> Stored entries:

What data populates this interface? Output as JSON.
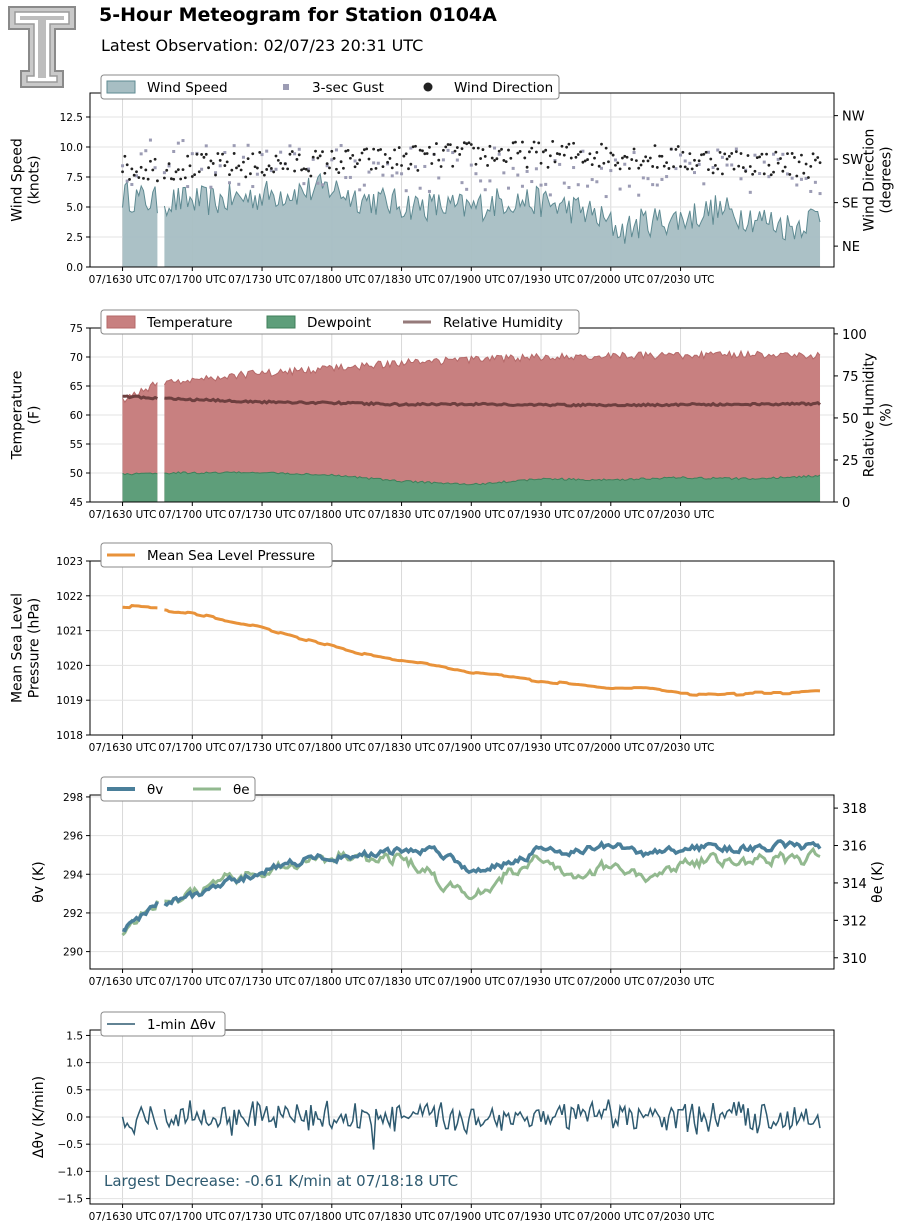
{
  "header": {
    "title": "5-Hour Meteogram for Station 0104A",
    "subtitle": "Latest Observation: 02/07/23 20:31 UTC"
  },
  "colors": {
    "wind": "#a7bec3",
    "wind_line": "#5e8a92",
    "gust": "#9c9cb4",
    "direction": "#222222",
    "temperature": "#c88080",
    "temperature_line": "#b56868",
    "dewpoint": "#5e9e7a",
    "dewpoint_line": "#3f7f5a",
    "rh": "#6e3f3f",
    "mslp": "#e8923a",
    "theta_v": "#4a7f9a",
    "theta_e": "#92b98f",
    "dtheta": "#2e5a70"
  },
  "chart_data": [
    {
      "id": "wind",
      "type": "area",
      "x_ticks": [
        "07/1630 UTC",
        "07/1700 UTC",
        "07/1730 UTC",
        "07/1800 UTC",
        "07/1830 UTC",
        "07/1900 UTC",
        "07/1930 UTC",
        "07/2000 UTC",
        "07/2030 UTC"
      ],
      "ylabel": [
        "Wind Speed",
        "(knots)"
      ],
      "ylim": [
        0,
        14.5
      ],
      "yticks": [
        "0.0",
        "2.5",
        "5.0",
        "7.5",
        "10.0",
        "12.5"
      ],
      "ytick_values": [
        0,
        2.5,
        5,
        7.5,
        10,
        12.5
      ],
      "ylabel2": [
        "Wind Direction",
        "(degrees)"
      ],
      "yticks2": [
        "NE",
        "SE",
        "SW",
        "NW"
      ],
      "ytick2_fraction": [
        0.12,
        0.37,
        0.62,
        0.87
      ],
      "legend": [
        "Wind Speed",
        "3-sec Gust",
        "Wind Direction"
      ],
      "gap_minutes": [
        15.5,
        17.5
      ],
      "series": [
        {
          "name": "Wind Speed",
          "profile": [
            [
              0,
              6.0
            ],
            [
              15,
              5.4
            ],
            [
              17,
              5.5
            ],
            [
              40,
              5.5
            ],
            [
              70,
              6.2
            ],
            [
              90,
              6.6
            ],
            [
              100,
              5.8
            ],
            [
              120,
              5.2
            ],
            [
              150,
              4.9
            ],
            [
              165,
              5.6
            ],
            [
              180,
              5.4
            ],
            [
              200,
              4.6
            ],
            [
              215,
              3.0
            ],
            [
              225,
              3.8
            ],
            [
              240,
              4.0
            ],
            [
              255,
              4.8
            ],
            [
              270,
              4.2
            ],
            [
              288,
              3.3
            ],
            [
              300,
              4.5
            ]
          ]
        },
        {
          "name": "3-sec Gust",
          "profile": [
            [
              0,
              7.9
            ],
            [
              100,
              7.4
            ],
            [
              200,
              7.0
            ],
            [
              300,
              7.2
            ]
          ]
        },
        {
          "name": "Wind Direction",
          "profile": [
            [
              0,
              8.2
            ],
            [
              40,
              8.4
            ],
            [
              100,
              8.8
            ],
            [
              150,
              9.4
            ],
            [
              200,
              9.4
            ],
            [
              250,
              8.9
            ],
            [
              300,
              8.5
            ]
          ]
        }
      ]
    },
    {
      "id": "temperature",
      "type": "area",
      "x_ticks": [
        "07/1630 UTC",
        "07/1700 UTC",
        "07/1730 UTC",
        "07/1800 UTC",
        "07/1830 UTC",
        "07/1900 UTC",
        "07/1930 UTC",
        "07/2000 UTC",
        "07/2030 UTC"
      ],
      "ylabel": [
        "Temperature",
        "(F)"
      ],
      "ylim": [
        45,
        75
      ],
      "yticks": [
        "45",
        "50",
        "55",
        "60",
        "65",
        "70",
        "75"
      ],
      "ytick_values": [
        45,
        50,
        55,
        60,
        65,
        70,
        75
      ],
      "ylabel2": [
        "Relative Humidity",
        "(%)"
      ],
      "ylim2": [
        0,
        103.5
      ],
      "yticks2": [
        "0",
        "25",
        "50",
        "75",
        "100"
      ],
      "ytick2_values": [
        0,
        25,
        50,
        75,
        100
      ],
      "legend": [
        "Temperature",
        "Dewpoint",
        "Relative Humidity"
      ],
      "gap_minutes": [
        15.5,
        17.5
      ],
      "series": [
        {
          "name": "Temperature",
          "profile": [
            [
              0,
              62.5
            ],
            [
              15,
              65.5
            ],
            [
              17,
              65.5
            ],
            [
              30,
              66.2
            ],
            [
              60,
              67.2
            ],
            [
              90,
              68.0
            ],
            [
              120,
              69.0
            ],
            [
              150,
              69.5
            ],
            [
              180,
              70.0
            ],
            [
              210,
              70.3
            ],
            [
              240,
              70.2
            ],
            [
              270,
              70.5
            ],
            [
              300,
              70.2
            ]
          ]
        },
        {
          "name": "Dewpoint",
          "profile": [
            [
              0,
              49.8
            ],
            [
              15,
              50.0
            ],
            [
              17,
              50.0
            ],
            [
              60,
              50.1
            ],
            [
              90,
              49.6
            ],
            [
              120,
              48.6
            ],
            [
              150,
              48.0
            ],
            [
              180,
              49.0
            ],
            [
              210,
              48.8
            ],
            [
              240,
              49.2
            ],
            [
              270,
              49.0
            ],
            [
              300,
              49.5
            ]
          ]
        },
        {
          "name": "Relative Humidity",
          "profile": [
            [
              0,
              63
            ],
            [
              15,
              61.5
            ],
            [
              17,
              61.5
            ],
            [
              60,
              59.5
            ],
            [
              90,
              59.0
            ],
            [
              120,
              58.0
            ],
            [
              150,
              58.2
            ],
            [
              180,
              57.8
            ],
            [
              210,
              57.5
            ],
            [
              240,
              58.0
            ],
            [
              270,
              58.0
            ],
            [
              300,
              58.5
            ]
          ]
        }
      ]
    },
    {
      "id": "mslp",
      "type": "line",
      "x_ticks": [
        "07/1630 UTC",
        "07/1700 UTC",
        "07/1730 UTC",
        "07/1800 UTC",
        "07/1830 UTC",
        "07/1900 UTC",
        "07/1930 UTC",
        "07/2000 UTC",
        "07/2030 UTC"
      ],
      "ylabel": [
        "Mean Sea Level",
        "Pressure (hPa)"
      ],
      "ylim": [
        1018,
        1023
      ],
      "yticks": [
        "1018",
        "1019",
        "1020",
        "1021",
        "1022",
        "1023"
      ],
      "ytick_values": [
        1018,
        1019,
        1020,
        1021,
        1022,
        1023
      ],
      "legend": [
        "Mean Sea Level Pressure"
      ],
      "gap_minutes": [
        15.5,
        17.5
      ],
      "series": [
        {
          "name": "Mean Sea Level Pressure",
          "profile": [
            [
              0,
              1021.7
            ],
            [
              15,
              1021.65
            ],
            [
              17,
              1021.6
            ],
            [
              30,
              1021.5
            ],
            [
              45,
              1021.3
            ],
            [
              60,
              1021.1
            ],
            [
              75,
              1020.8
            ],
            [
              90,
              1020.55
            ],
            [
              105,
              1020.3
            ],
            [
              120,
              1020.15
            ],
            [
              135,
              1020.0
            ],
            [
              150,
              1019.8
            ],
            [
              165,
              1019.7
            ],
            [
              180,
              1019.55
            ],
            [
              195,
              1019.45
            ],
            [
              210,
              1019.35
            ],
            [
              225,
              1019.35
            ],
            [
              240,
              1019.2
            ],
            [
              255,
              1019.15
            ],
            [
              270,
              1019.2
            ],
            [
              285,
              1019.2
            ],
            [
              300,
              1019.25
            ]
          ]
        }
      ]
    },
    {
      "id": "theta",
      "type": "line",
      "x_ticks": [
        "07/1630 UTC",
        "07/1700 UTC",
        "07/1730 UTC",
        "07/1800 UTC",
        "07/1830 UTC",
        "07/1900 UTC",
        "07/1930 UTC",
        "07/2000 UTC",
        "07/2030 UTC"
      ],
      "ylabel": [
        "θv (K)"
      ],
      "ylim": [
        289.1,
        298.1
      ],
      "yticks": [
        "290",
        "292",
        "294",
        "296",
        "298"
      ],
      "ytick_values": [
        290,
        292,
        294,
        296,
        298
      ],
      "ylabel2": [
        "θe (K)"
      ],
      "ylim2": [
        309.4,
        318.7
      ],
      "yticks2": [
        "310",
        "312",
        "314",
        "316",
        "318"
      ],
      "ytick2_values": [
        310,
        312,
        314,
        316,
        318
      ],
      "legend": [
        "θv",
        "θe"
      ],
      "gap_minutes": [
        15.5,
        17.5
      ],
      "series": [
        {
          "name": "θv",
          "profile": [
            [
              0,
              291.0
            ],
            [
              5,
              291.6
            ],
            [
              15,
              292.4
            ],
            [
              17,
              292.4
            ],
            [
              30,
              292.9
            ],
            [
              50,
              293.7
            ],
            [
              65,
              294.4
            ],
            [
              80,
              294.8
            ],
            [
              100,
              295.0
            ],
            [
              120,
              295.2
            ],
            [
              135,
              295.3
            ],
            [
              150,
              294.2
            ],
            [
              165,
              294.6
            ],
            [
              180,
              295.3
            ],
            [
              195,
              295.2
            ],
            [
              210,
              295.5
            ],
            [
              225,
              295.0
            ],
            [
              240,
              295.3
            ],
            [
              255,
              295.4
            ],
            [
              270,
              295.3
            ],
            [
              285,
              295.5
            ],
            [
              300,
              295.3
            ]
          ]
        },
        {
          "name": "θe",
          "profile": [
            [
              0,
              311.2
            ],
            [
              5,
              311.9
            ],
            [
              15,
              312.9
            ],
            [
              17,
              312.9
            ],
            [
              30,
              313.4
            ],
            [
              50,
              314.2
            ],
            [
              65,
              314.8
            ],
            [
              80,
              315.2
            ],
            [
              100,
              315.4
            ],
            [
              120,
              315.3
            ],
            [
              135,
              314.3
            ],
            [
              150,
              313.2
            ],
            [
              165,
              314.5
            ],
            [
              180,
              315.2
            ],
            [
              195,
              314.4
            ],
            [
              210,
              315.0
            ],
            [
              225,
              314.0
            ],
            [
              240,
              315.0
            ],
            [
              255,
              315.3
            ],
            [
              270,
              315.2
            ],
            [
              285,
              315.3
            ],
            [
              300,
              315.3
            ]
          ]
        }
      ]
    },
    {
      "id": "dtheta",
      "type": "line",
      "x_ticks": [
        "07/1630 UTC",
        "07/1700 UTC",
        "07/1730 UTC",
        "07/1800 UTC",
        "07/1830 UTC",
        "07/1900 UTC",
        "07/1930 UTC",
        "07/2000 UTC",
        "07/2030 UTC"
      ],
      "ylabel": [
        "Δθv (K/min)"
      ],
      "ylim": [
        -1.6,
        1.6
      ],
      "yticks": [
        "−1.5",
        "−1.0",
        "−0.5",
        "0.0",
        "0.5",
        "1.0",
        "1.5"
      ],
      "ytick_values": [
        -1.5,
        -1.0,
        -0.5,
        0.0,
        0.5,
        1.0,
        1.5
      ],
      "legend": [
        "1-min Δθv"
      ],
      "gap_minutes": [
        15.5,
        17.5
      ],
      "annotation": "Largest Decrease: -0.61 K/min at 07/18:18 UTC",
      "series": [
        {
          "name": "1-min Δθv",
          "amplitude": 0.25,
          "min": -0.61
        }
      ]
    }
  ]
}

> Written problem: Copy every line of the records above that holds the word "Pressure".

> Exercise solution:
        "Pressure (hPa)"
        "Mean Sea Level Pressure"
          "name": "Mean Sea Level Pressure",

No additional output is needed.